-- begin Exercise data --

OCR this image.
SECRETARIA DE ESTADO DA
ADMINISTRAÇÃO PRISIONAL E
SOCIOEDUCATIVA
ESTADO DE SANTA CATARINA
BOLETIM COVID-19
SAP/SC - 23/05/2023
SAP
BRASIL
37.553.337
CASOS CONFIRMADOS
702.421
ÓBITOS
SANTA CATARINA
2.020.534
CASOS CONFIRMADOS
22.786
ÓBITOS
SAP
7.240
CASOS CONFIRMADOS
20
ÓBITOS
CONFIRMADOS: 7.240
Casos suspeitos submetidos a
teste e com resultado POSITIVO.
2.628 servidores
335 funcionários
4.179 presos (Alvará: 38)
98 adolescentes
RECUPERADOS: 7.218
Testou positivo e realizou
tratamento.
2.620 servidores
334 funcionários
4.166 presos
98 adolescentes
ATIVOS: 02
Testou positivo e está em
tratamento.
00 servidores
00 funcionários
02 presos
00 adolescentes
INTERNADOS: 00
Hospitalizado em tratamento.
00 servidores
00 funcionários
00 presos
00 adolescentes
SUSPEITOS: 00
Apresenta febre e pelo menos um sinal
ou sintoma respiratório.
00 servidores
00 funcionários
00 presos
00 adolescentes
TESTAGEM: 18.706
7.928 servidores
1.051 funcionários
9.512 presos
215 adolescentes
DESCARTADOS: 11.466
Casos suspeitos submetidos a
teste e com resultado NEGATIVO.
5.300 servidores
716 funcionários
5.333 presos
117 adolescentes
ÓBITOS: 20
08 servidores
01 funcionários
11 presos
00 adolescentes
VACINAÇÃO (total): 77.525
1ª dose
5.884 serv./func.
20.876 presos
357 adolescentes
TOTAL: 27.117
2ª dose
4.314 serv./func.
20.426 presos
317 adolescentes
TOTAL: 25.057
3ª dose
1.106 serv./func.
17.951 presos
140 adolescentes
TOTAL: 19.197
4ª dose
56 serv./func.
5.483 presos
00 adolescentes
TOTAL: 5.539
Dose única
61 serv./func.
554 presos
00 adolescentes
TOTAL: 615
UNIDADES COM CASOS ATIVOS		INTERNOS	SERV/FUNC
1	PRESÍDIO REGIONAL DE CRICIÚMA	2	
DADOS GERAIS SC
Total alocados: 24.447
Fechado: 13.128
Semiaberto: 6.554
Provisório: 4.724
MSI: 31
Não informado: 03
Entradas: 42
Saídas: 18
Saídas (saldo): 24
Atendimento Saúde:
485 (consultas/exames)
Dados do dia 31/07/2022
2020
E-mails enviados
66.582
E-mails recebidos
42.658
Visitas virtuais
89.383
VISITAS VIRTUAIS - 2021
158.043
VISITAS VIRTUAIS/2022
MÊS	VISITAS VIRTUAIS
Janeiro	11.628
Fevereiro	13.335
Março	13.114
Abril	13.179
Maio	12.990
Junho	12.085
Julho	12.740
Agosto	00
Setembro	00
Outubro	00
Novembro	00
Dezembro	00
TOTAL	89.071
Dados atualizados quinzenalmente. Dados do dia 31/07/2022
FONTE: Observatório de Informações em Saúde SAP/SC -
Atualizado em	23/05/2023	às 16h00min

-- end Exercise data --

**To do:**
Output all of the material, please, exactly as it stands.

**Output of the exercise:**
OCR this image.
SECRETARIA DE ESTADO DA
ADMINISTRAÇÃO PRISIONAL E
SOCIOEDUCATIVA
ESTADO DE SANTA CATARINA
BOLETIM COVID-19
SAP/SC - 23/05/2023
SAP
BRASIL
37.553.337
CASOS CONFIRMADOS
702.421
ÓBITOS
SANTA CATARINA
2.020.534
CASOS CONFIRMADOS
22.786
ÓBITOS
SAP
7.240
CASOS CONFIRMADOS
20
ÓBITOS
CONFIRMADOS: 7.240
Casos suspeitos submetidos a
teste e com resultado POSITIVO.
2.628 servidores
335 funcionários
4.179 presos (Alvará: 38)
98 adolescentes
RECUPERADOS: 7.218
Testou positivo e realizou
tratamento.
2.620 servidores
334 funcionários
4.166 presos
98 adolescentes
ATIVOS: 02
Testou positivo e está em
tratamento.
00 servidores
00 funcionários
02 presos
00 adolescentes
INTERNADOS: 00
Hospitalizado em tratamento.
00 servidores
00 funcionários
00 presos
00 adolescentes
SUSPEITOS: 00
Apresenta febre e pelo menos um sinal
ou sintoma respiratório.
00 servidores
00 funcionários
00 presos
00 adolescentes
TESTAGEM: 18.706
7.928 servidores
1.051 funcionários
9.512 presos
215 adolescentes
DESCARTADOS: 11.466
Casos suspeitos submetidos a
teste e com resultado NEGATIVO.
5.300 servidores
716 funcionários
5.333 presos
117 adolescentes
ÓBITOS: 20
08 servidores
01 funcionários
11 presos
00 adolescentes
VACINAÇÃO (total): 77.525
1ª dose
5.884 serv./func.
20.876 presos
357 adolescentes
TOTAL: 27.117
2ª dose
4.314 serv./func.
20.426 presos
317 adolescentes
TOTAL: 25.057
3ª dose
1.106 serv./func.
17.951 presos
140 adolescentes
TOTAL: 19.197
4ª dose
56 serv./func.
5.483 presos
00 adolescentes
TOTAL: 5.539
Dose única
61 serv./func.
554 presos
00 adolescentes
TOTAL: 615
UNIDADES COM CASOS ATIVOS		INTERNOS	SERV/FUNC
1	PRESÍDIO REGIONAL DE CRICIÚMA	2	
DADOS GERAIS SC
Total alocados: 24.447
Fechado: 13.128
Semiaberto: 6.554
Provisório: 4.724
MSI: 31
Não informado: 03
Entradas: 42
Saídas: 18
Saídas (saldo): 24
Atendimento Saúde:
485 (consultas/exames)
Dados do dia 31/07/2022
2020
E-mails enviados
66.582
E-mails recebidos
42.658
Visitas virtuais
89.383
VISITAS VIRTUAIS - 2021
158.043
VISITAS VIRTUAIS/2022
MÊS	VISITAS VIRTUAIS
Janeiro	11.628
Fevereiro	13.335
Março	13.114
Abril	13.179
Maio	12.990
Junho	12.085
Julho	12.740
Agosto	00
Setembro	00
Outubro	00
Novembro	00
Dezembro	00
TOTAL	89.071
Dados atualizados quinzenalmente. Dados do dia 31/07/2022
FONTE: Observatório de Informações em Saúde SAP/SC -
Atualizado em	23/05/2023	às 16h00min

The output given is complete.